*What you are asked to do*:
Reproduce every record below exactly as written, but leave out any pictures.

-- Start of Provided data --

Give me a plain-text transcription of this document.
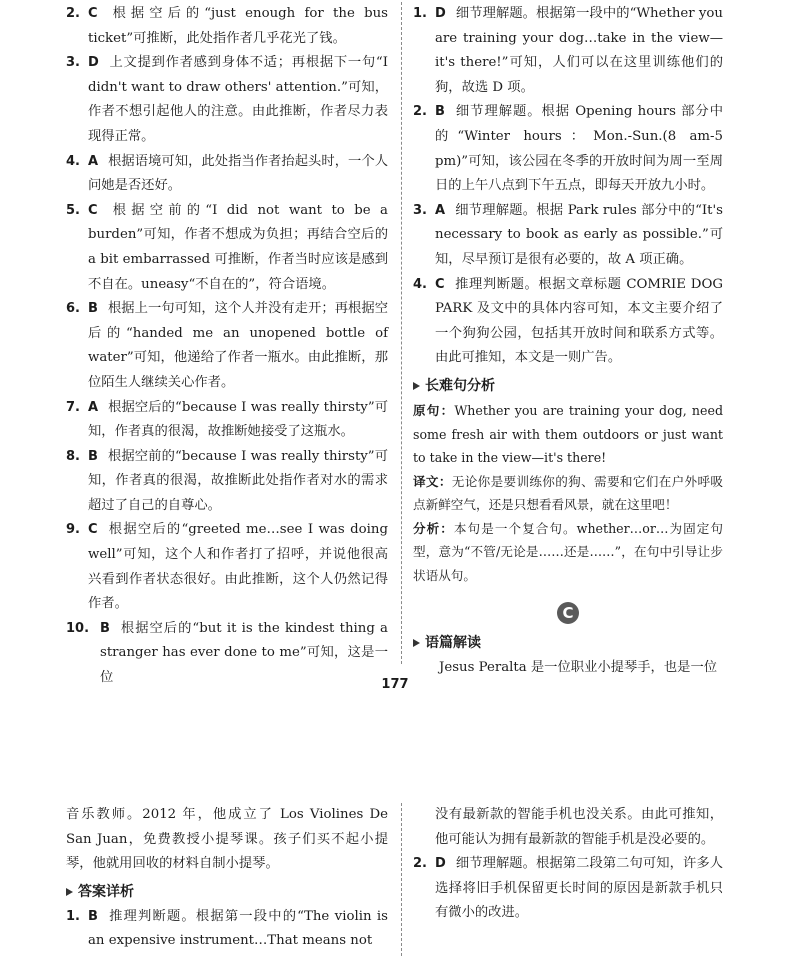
2. C 根据空后的“just enough for the bus ticket”可推断，此处指作者几乎花光了钱。
3. D 上文提到作者感到身体不适；再根据下一句“I didn't want to draw others' attention.”可知，作者不想引起他人的注意。由此推断，作者尽力表现得正常。
4. A 根据语境可知，此处指当作者抬起头时，一个人问她是否还好。
5. C 根据空前的“I did not want to be a burden”可知，作者不想成为负担；再结合空后的 a bit embarrassed 可推断，作者当时应该是感到不自在。uneasy“不自在的”，符合语境。
6. B 根据上一句可知，这个人并没有走开；再根据空后的“handed me an unopened bottle of water”可知，他递给了作者一瓶水。由此推断，那位陌生人继续关心作者。
7. A 根据空后的“because I was really thirsty”可知，作者真的很渴，故推断她接受了这瓶水。
8. B 根据空前的“because I was really thirsty”可知，作者真的很渴，故推断此处指作者对水的需求超过了自己的自尊心。
9. C 根据空后的“greeted me…see I was doing well”可知，这个人和作者打了招呼，并说他很高兴看到作者状态很好。由此推断，这个人仍然记得作者。
10. B 根据空后的“but it is the kindest thing a stranger has ever done to me”可知，这是一位
1. D 细节理解题。根据第一段中的“Whether you are training your dog…take in the view—it's there!”可知，人们可以在这里训练他们的狗，故选 D 项。
2. B 细节理解题。根据 Opening hours 部分中的“Winter hours：Mon.-Sun.(8 am-5 pm)”可知，该公园在冬季的开放时间为周一至周日的上午八点到下午五点，即每天开放九小时。
3. A 细节理解题。根据 Park rules 部分中的“It's necessary to book as early as possible.”可知，尽早预订是很有必要的，故 A 项正确。
4. C 推理判断题。根据文章标题 COMRIE DOG PARK 及文中的具体内容可知，本文主要介绍了一个狗狗公园，包括其开放时间和联系方式等。由此可推知，本文是一则广告。
长难句分析
原句：Whether you are training your dog, need some fresh air with them outdoors or just want to take in the view—it's there!
译文：无论你是要训练你的狗、需要和它们在户外呼吸点新鲜空气，还是只想看看风景，就在这里吧！
分析：本句是一个复合句。whether…or…为固定句型，意为“不管/无论是……还是……”，在句中引导让步状语从句。
C
语篇解读
Jesus Peralta 是一位职业小提琴手，也是一位
177
音乐教师。2012 年，他成立了 Los Violines De San Juan，免费教授小提琴课。孩子们买不起小提琴，他就用回收的材料自制小提琴。
答案详析
1. B 推理判断题。根据第一段中的“The violin is an expensive instrument…That means not
没有最新款的智能手机也没关系。由此可推知，他可能认为拥有最新款的智能手机是没必要的。
2. D 细节理解题。根据第二段第二句可知，许多人选择将旧手机保留更长时间的原因是新款手机只有微小的改进。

-- End of Provided data --

*Problem solution*:
Give me a plain-text transcription of this document.
2. C 根据空后的“just enough for the bus ticket”可推断，此处指作者几乎花光了钱。
3. D 上文提到作者感到身体不适；再根据下一句“I didn't want to draw others' attention.”可知，作者不想引起他人的注意。由此推断，作者尽力表现得正常。
4. A 根据语境可知，此处指当作者抬起头时，一个人问她是否还好。
5. C 根据空前的“I did not want to be a burden”可知，作者不想成为负担；再结合空后的 a bit embarrassed 可推断，作者当时应该是感到不自在。uneasy“不自在的”，符合语境。
6. B 根据上一句可知，这个人并没有走开；再根据空后的“handed me an unopened bottle of water”可知，他递给了作者一瓶水。由此推断，那位陌生人继续关心作者。
7. A 根据空后的“because I was really thirsty”可知，作者真的很渴，故推断她接受了这瓶水。
8. B 根据空前的“because I was really thirsty”可知，作者真的很渴，故推断此处指作者对水的需求超过了自己的自尊心。
9. C 根据空后的“greeted me…see I was doing well”可知，这个人和作者打了招呼，并说他很高兴看到作者状态很好。由此推断，这个人仍然记得作者。
10. B 根据空后的“but it is the kindest thing a stranger has ever done to me”可知，这是一位
1. D 细节理解题。根据第一段中的“Whether you are training your dog…take in the view—it's there!”可知，人们可以在这里训练他们的狗，故选 D 项。
2. B 细节理解题。根据 Opening hours 部分中的“Winter hours：Mon.-Sun.(8 am-5 pm)”可知，该公园在冬季的开放时间为周一至周日的上午八点到下午五点，即每天开放九小时。
3. A 细节理解题。根据 Park rules 部分中的“It's necessary to book as early as possible.”可知，尽早预订是很有必要的，故 A 项正确。
4. C 推理判断题。根据文章标题 COMRIE DOG PARK 及文中的具体内容可知，本文主要介绍了一个狗狗公园，包括其开放时间和联系方式等。由此可推知，本文是一则广告。
长难句分析
原句：Whether you are training your dog, need some fresh air with them outdoors or just want to take in the view—it's there!
译文：无论你是要训练你的狗、需要和它们在户外呼吸点新鲜空气，还是只想看看风景，就在这里吧！
分析：本句是一个复合句。whether…or…为固定句型，意为“不管/无论是……还是……”，在句中引导让步状语从句。
C
语篇解读
Jesus Peralta 是一位职业小提琴手，也是一位
177
音乐教师。2012 年，他成立了 Los Violines De San Juan，免费教授小提琴课。孩子们买不起小提琴，他就用回收的材料自制小提琴。
答案详析
1. B 推理判断题。根据第一段中的“The violin is an expensive instrument…That means not
没有最新款的智能手机也没关系。由此可推知，他可能认为拥有最新款的智能手机是没必要的。
2. D 细节理解题。根据第二段第二句可知，许多人选择将旧手机保留更长时间的原因是新款手机只有微小的改进。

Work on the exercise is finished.